### Stated task
Track down every line below that holds "presented" and copy it.

### Recorded data
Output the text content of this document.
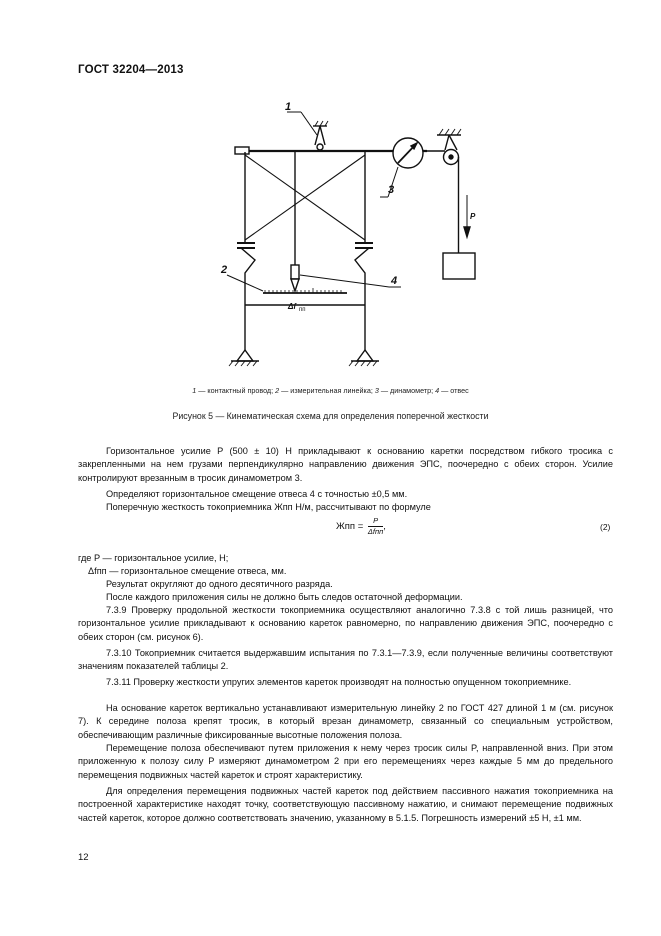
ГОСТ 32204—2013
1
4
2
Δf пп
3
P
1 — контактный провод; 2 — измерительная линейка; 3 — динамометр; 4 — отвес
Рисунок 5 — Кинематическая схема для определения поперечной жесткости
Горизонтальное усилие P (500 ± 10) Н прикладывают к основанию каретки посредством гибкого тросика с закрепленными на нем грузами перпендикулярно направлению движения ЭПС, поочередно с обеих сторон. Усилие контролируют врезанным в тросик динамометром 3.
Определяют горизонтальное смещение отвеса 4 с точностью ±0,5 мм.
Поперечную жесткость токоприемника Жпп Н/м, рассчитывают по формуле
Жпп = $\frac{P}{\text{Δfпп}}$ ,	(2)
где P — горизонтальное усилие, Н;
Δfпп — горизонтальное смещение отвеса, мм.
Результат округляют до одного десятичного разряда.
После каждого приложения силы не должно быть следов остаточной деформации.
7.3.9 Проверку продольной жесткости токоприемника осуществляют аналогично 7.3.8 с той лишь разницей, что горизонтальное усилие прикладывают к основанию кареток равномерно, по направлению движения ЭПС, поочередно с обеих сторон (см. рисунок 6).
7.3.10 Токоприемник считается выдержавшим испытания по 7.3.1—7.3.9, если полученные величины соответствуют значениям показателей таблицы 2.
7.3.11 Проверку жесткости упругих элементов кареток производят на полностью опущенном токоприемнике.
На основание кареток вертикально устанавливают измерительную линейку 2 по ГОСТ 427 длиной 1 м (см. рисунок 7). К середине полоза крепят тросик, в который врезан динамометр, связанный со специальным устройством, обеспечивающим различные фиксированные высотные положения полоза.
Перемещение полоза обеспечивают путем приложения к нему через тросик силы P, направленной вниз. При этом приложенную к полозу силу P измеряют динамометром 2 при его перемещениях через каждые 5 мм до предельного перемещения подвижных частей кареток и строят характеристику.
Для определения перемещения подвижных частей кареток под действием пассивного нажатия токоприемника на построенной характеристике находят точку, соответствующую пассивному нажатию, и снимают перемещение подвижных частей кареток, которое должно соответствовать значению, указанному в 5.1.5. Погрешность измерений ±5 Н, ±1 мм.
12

---

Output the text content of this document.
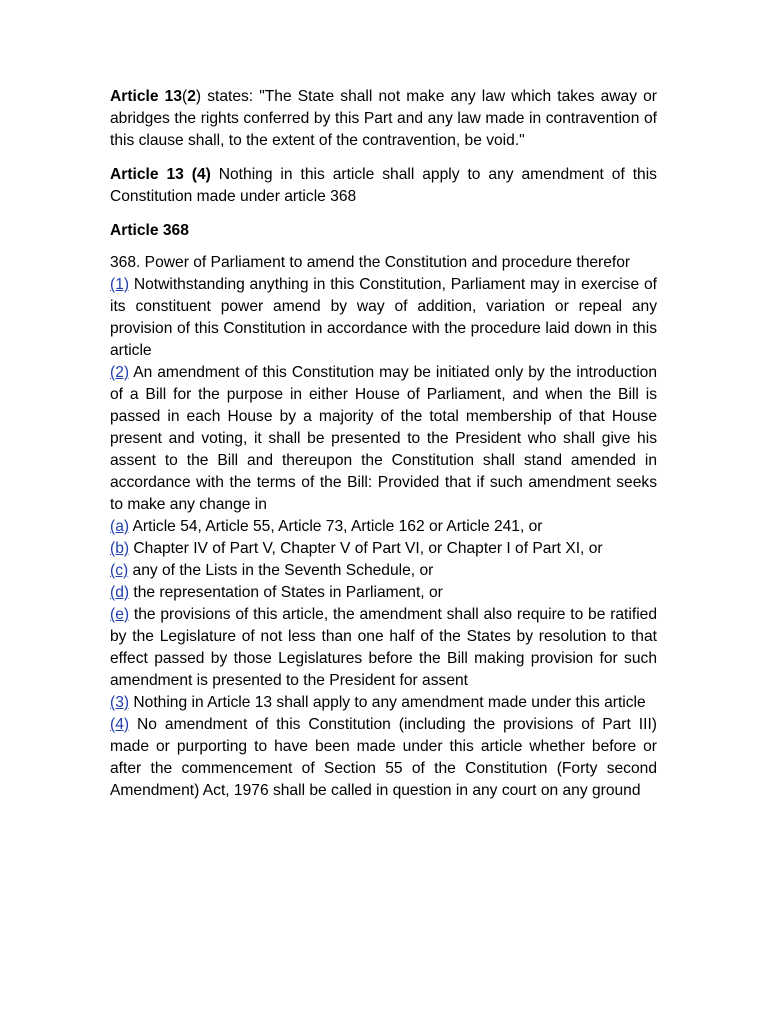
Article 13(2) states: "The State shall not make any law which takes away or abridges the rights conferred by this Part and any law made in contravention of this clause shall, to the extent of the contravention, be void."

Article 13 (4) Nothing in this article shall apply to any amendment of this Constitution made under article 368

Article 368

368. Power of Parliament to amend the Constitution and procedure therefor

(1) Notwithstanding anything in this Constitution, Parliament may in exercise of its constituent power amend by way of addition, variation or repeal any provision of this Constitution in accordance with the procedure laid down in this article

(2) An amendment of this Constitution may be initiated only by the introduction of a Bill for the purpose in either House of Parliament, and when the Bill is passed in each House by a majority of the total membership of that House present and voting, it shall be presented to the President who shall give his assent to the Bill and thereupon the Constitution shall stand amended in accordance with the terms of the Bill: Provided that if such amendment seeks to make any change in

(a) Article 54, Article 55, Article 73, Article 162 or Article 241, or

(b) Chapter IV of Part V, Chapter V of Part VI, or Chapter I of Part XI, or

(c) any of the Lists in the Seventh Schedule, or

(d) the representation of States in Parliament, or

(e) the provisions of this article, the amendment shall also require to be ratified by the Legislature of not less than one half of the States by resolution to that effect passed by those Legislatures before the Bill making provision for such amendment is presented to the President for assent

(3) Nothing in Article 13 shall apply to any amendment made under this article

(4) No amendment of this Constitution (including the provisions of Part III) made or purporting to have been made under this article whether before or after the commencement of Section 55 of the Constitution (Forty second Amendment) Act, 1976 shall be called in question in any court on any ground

---

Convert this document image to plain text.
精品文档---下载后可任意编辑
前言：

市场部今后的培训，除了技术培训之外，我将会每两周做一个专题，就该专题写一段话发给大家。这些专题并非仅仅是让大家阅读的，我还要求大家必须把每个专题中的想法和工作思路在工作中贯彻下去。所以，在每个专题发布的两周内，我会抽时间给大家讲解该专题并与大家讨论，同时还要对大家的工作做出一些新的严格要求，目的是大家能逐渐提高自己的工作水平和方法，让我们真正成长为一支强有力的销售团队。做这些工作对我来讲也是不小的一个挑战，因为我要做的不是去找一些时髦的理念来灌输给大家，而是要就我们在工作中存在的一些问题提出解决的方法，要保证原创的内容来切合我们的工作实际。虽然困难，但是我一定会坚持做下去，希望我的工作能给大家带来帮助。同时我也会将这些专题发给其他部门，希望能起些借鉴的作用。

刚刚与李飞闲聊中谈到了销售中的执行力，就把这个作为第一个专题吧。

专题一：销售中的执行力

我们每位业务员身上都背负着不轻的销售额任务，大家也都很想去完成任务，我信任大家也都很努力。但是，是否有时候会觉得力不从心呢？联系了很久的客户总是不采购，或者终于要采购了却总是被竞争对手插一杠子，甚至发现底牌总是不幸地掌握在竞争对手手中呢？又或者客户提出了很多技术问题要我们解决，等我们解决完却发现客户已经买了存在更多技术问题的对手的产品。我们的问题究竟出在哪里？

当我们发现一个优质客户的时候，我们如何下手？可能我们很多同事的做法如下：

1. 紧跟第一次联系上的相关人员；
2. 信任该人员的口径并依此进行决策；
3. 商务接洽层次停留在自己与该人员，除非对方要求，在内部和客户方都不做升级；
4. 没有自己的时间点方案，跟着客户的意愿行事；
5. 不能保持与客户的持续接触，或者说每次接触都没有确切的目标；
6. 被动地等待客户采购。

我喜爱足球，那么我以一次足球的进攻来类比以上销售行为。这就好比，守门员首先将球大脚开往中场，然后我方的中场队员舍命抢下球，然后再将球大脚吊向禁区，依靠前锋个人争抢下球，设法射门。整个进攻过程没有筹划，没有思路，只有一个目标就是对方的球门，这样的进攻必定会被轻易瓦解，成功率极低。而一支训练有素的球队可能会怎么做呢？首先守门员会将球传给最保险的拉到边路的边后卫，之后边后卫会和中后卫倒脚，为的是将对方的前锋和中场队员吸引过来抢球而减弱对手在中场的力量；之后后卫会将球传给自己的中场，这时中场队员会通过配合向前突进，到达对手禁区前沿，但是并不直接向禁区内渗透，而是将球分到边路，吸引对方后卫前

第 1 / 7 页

### Reply
(2) An amendment of this Constitution may be initiated only by the introduction of a Bill for the purpose in either House of Parliament, and when the Bill is passed in each House by a majority of the total membership of that House present and voting, it shall be presented to the President who shall give his assent to the Bill and thereupon the Constitution shall stand amended in accordance with the terms of the Bill: Provided that if such amendment seeks to make any change in
(e) the provisions of this article, the amendment shall also require to be ratified by the Legislature of not less than one half of the States by resolution to that effect passed by those Legislatures before the Bill making provision for such amendment is presented to the President for assent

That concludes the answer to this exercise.